Will you reproduce each line of the records below word for word, with no changes?
⟨
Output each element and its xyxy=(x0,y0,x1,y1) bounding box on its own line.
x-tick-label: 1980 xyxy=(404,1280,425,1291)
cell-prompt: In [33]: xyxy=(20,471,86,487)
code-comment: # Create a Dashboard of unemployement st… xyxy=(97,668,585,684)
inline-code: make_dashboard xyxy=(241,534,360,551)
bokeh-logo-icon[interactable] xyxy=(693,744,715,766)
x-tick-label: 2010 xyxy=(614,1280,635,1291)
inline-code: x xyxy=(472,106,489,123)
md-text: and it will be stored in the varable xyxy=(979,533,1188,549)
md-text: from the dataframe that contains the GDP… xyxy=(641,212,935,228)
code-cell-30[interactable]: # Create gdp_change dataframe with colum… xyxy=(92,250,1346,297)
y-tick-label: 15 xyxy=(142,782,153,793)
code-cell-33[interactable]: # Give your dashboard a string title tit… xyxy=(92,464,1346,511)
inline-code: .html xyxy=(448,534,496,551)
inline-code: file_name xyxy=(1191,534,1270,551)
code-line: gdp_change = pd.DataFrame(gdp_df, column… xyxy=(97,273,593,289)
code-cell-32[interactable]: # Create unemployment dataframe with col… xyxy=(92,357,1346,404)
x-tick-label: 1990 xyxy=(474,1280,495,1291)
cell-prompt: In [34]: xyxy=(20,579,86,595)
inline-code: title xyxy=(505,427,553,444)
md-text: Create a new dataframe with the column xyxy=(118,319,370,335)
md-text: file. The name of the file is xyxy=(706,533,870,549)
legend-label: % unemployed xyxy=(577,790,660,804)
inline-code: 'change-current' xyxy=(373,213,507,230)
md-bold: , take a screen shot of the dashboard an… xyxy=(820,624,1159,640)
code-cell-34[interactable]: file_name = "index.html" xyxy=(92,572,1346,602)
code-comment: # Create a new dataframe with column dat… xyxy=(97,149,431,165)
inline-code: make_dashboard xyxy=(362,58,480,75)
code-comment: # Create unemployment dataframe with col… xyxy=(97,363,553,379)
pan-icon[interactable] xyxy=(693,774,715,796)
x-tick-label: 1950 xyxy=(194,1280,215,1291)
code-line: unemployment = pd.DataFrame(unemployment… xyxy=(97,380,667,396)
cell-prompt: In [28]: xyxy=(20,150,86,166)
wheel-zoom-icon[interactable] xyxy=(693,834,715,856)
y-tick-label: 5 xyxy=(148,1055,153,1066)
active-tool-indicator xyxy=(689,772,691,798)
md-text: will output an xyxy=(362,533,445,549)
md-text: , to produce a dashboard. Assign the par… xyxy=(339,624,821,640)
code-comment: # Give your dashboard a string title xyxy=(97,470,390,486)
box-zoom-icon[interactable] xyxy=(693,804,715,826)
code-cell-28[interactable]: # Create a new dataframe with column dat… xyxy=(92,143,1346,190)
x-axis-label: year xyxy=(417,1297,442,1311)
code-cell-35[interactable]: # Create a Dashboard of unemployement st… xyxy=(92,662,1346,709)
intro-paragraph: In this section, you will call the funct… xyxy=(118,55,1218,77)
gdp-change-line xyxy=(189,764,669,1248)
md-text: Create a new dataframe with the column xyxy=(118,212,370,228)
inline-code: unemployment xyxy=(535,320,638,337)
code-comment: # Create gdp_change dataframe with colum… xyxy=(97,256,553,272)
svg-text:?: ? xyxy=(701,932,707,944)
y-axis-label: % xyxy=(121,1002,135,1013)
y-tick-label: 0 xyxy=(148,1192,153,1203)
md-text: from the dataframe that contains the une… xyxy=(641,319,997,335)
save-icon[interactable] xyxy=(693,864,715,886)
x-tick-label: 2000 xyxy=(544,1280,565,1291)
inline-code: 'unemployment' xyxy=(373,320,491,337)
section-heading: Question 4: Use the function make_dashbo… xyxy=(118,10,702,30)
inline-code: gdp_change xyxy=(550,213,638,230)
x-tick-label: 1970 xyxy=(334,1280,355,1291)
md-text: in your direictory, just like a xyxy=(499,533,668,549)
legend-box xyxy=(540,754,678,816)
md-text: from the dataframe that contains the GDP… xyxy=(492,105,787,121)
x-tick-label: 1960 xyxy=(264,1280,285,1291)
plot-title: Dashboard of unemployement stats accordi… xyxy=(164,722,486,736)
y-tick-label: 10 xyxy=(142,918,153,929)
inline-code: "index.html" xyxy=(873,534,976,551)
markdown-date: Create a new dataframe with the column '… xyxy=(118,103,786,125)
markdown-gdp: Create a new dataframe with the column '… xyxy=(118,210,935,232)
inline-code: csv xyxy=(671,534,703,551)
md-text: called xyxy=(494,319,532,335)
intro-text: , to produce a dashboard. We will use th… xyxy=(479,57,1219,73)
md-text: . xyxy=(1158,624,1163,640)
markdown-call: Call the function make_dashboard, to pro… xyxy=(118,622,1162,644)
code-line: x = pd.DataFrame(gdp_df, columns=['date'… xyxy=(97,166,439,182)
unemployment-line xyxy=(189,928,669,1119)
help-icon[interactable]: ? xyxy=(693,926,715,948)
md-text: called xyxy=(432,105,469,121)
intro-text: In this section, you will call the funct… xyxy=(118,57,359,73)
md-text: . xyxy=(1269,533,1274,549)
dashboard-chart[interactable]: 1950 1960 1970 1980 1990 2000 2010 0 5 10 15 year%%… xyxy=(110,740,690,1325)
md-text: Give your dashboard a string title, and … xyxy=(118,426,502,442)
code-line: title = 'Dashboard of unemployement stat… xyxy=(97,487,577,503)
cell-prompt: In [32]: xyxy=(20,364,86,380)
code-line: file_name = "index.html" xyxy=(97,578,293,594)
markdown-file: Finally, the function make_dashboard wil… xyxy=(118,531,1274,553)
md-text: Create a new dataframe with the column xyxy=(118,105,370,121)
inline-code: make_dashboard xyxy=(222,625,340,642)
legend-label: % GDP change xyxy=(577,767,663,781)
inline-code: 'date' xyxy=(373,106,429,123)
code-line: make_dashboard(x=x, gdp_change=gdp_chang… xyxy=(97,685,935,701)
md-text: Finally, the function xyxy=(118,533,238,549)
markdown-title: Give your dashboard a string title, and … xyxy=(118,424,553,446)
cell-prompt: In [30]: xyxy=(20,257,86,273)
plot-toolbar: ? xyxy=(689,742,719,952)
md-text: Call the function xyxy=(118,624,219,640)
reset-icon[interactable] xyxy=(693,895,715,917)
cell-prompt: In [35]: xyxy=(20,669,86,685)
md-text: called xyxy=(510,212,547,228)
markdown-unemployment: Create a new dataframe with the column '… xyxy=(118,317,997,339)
⟩
__TASK ANSWER__
Output each element and its xyxy=(x0,y0,x1,y1) bounding box on its own line.
x-tick-label: 1980 xyxy=(404,1280,425,1291)
cell-prompt: In [33]: xyxy=(20,471,86,487)
code-comment: # Create a Dashboard of unemployement st… xyxy=(97,668,585,684)
inline-code: make_dashboard xyxy=(241,534,360,551)
bokeh-logo-icon[interactable] xyxy=(693,744,715,766)
x-tick-label: 2010 xyxy=(614,1280,635,1291)
inline-code: x xyxy=(472,106,489,123)
md-text: and it will be stored in the varable xyxy=(979,533,1188,549)
md-text: from the dataframe that contains the GDP… xyxy=(641,212,935,228)
code-cell-30[interactable]: # Create gdp_change dataframe with colum… xyxy=(92,250,1346,297)
y-tick-label: 15 xyxy=(142,782,153,793)
code-cell-33[interactable]: # Give your dashboard a string title tit… xyxy=(92,464,1346,511)
inline-code: .html xyxy=(448,534,496,551)
inline-code: file_name xyxy=(1191,534,1270,551)
code-line: gdp_change = pd.DataFrame(gdp_df, column… xyxy=(97,273,593,289)
code-cell-32[interactable]: # Create unemployment dataframe with col… xyxy=(92,357,1346,404)
x-tick-label: 1990 xyxy=(474,1280,495,1291)
cell-prompt: In [34]: xyxy=(20,579,86,595)
inline-code: title xyxy=(505,427,553,444)
md-text: Create a new dataframe with the column xyxy=(118,319,370,335)
md-text: file. The name of the file is xyxy=(706,533,870,549)
legend-label: % unemployed xyxy=(577,790,660,804)
inline-code: 'change-current' xyxy=(373,213,507,230)
md-bold: , take a screen shot of the dashboard an… xyxy=(820,624,1159,640)
code-cell-34[interactable]: file_name = "index.html" xyxy=(92,572,1346,602)
code-comment: # Create a new dataframe with column dat… xyxy=(97,149,431,165)
inline-code: make_dashboard xyxy=(362,58,480,75)
code-comment: # Create unemployment dataframe with col… xyxy=(97,363,553,379)
pan-icon[interactable] xyxy=(693,774,715,796)
x-tick-label: 1950 xyxy=(194,1280,215,1291)
code-line: unemployment = pd.DataFrame(unemployment… xyxy=(97,380,667,396)
cell-prompt: In [28]: xyxy=(20,150,86,166)
wheel-zoom-icon[interactable] xyxy=(693,834,715,856)
y-tick-label: 5 xyxy=(148,1055,153,1066)
active-tool-indicator xyxy=(689,772,691,798)
md-text: will output an xyxy=(362,533,445,549)
md-text: , to produce a dashboard. Assign the par… xyxy=(339,624,821,640)
code-comment: # Give your dashboard a string title xyxy=(97,470,390,486)
box-zoom-icon[interactable] xyxy=(693,804,715,826)
code-cell-28[interactable]: # Create a new dataframe with column dat… xyxy=(92,143,1346,190)
x-axis-label: year xyxy=(417,1297,442,1311)
code-cell-35[interactable]: # Create a Dashboard of unemployement st… xyxy=(92,662,1346,709)
intro-paragraph: In this section, you will call the funct… xyxy=(118,55,1218,77)
gdp-change-line xyxy=(189,764,669,1248)
md-text: Create a new dataframe with the column xyxy=(118,212,370,228)
inline-code: unemployment xyxy=(535,320,638,337)
code-comment: # Create gdp_change dataframe with colum… xyxy=(97,256,553,272)
svg-text:?: ? xyxy=(701,932,707,944)
y-axis-label: % xyxy=(121,1002,135,1013)
y-tick-label: 0 xyxy=(148,1192,153,1203)
md-text: from the dataframe that contains the une… xyxy=(641,319,997,335)
save-icon[interactable] xyxy=(693,864,715,886)
x-tick-label: 2000 xyxy=(544,1280,565,1291)
inline-code: 'unemployment' xyxy=(373,320,491,337)
section-heading: Question 4: Use the function make_dashbo… xyxy=(118,10,702,30)
inline-code: gdp_change xyxy=(550,213,638,230)
x-tick-label: 1970 xyxy=(334,1280,355,1291)
md-text: in your direictory, just like a xyxy=(499,533,668,549)
legend-box xyxy=(540,754,678,816)
md-text: from the dataframe that contains the GDP… xyxy=(492,105,787,121)
x-tick-label: 1960 xyxy=(264,1280,285,1291)
plot-title: Dashboard of unemployement stats accordi… xyxy=(164,722,486,736)
y-tick-label: 10 xyxy=(142,918,153,929)
inline-code: "index.html" xyxy=(873,534,976,551)
markdown-date: Create a new dataframe with the column '… xyxy=(118,103,786,125)
markdown-gdp: Create a new dataframe with the column '… xyxy=(118,210,935,232)
inline-code: csv xyxy=(671,534,703,551)
md-text: called xyxy=(494,319,532,335)
intro-text: , to produce a dashboard. We will use th… xyxy=(479,57,1219,73)
md-text: . xyxy=(1158,624,1163,640)
markdown-call: Call the function make_dashboard, to pro… xyxy=(118,622,1162,644)
code-line: x = pd.DataFrame(gdp_df, columns=['date'… xyxy=(97,166,439,182)
unemployment-line xyxy=(189,928,669,1119)
help-icon[interactable]: ? xyxy=(693,926,715,948)
md-text: called xyxy=(432,105,469,121)
intro-text: In this section, you will call the funct… xyxy=(118,57,359,73)
md-text: . xyxy=(1269,533,1274,549)
dashboard-chart[interactable]: 1950 1960 1970 1980 1990 2000 2010 0 5 10 15 year%%… xyxy=(110,740,690,1325)
md-text: Give your dashboard a string title, and … xyxy=(118,426,502,442)
code-line: title = 'Dashboard of unemployement stat… xyxy=(97,487,577,503)
cell-prompt: In [32]: xyxy=(20,364,86,380)
code-line: file_name = "index.html" xyxy=(97,578,293,594)
markdown-file: Finally, the function make_dashboard wil… xyxy=(118,531,1274,553)
md-text: Create a new dataframe with the column xyxy=(118,105,370,121)
inline-code: make_dashboard xyxy=(222,625,340,642)
legend-label: % GDP change xyxy=(577,767,663,781)
inline-code: 'date' xyxy=(373,106,429,123)
code-line: make_dashboard(x=x, gdp_change=gdp_chang… xyxy=(97,685,935,701)
md-text: Finally, the function xyxy=(118,533,238,549)
markdown-title: Give your dashboard a string title, and … xyxy=(118,424,553,446)
cell-prompt: In [30]: xyxy=(20,257,86,273)
plot-toolbar: ? xyxy=(689,742,719,952)
md-text: Call the function xyxy=(118,624,219,640)
reset-icon[interactable] xyxy=(693,895,715,917)
cell-prompt: In [35]: xyxy=(20,669,86,685)
md-text: called xyxy=(510,212,547,228)
markdown-unemployment: Create a new dataframe with the column '… xyxy=(118,317,997,339)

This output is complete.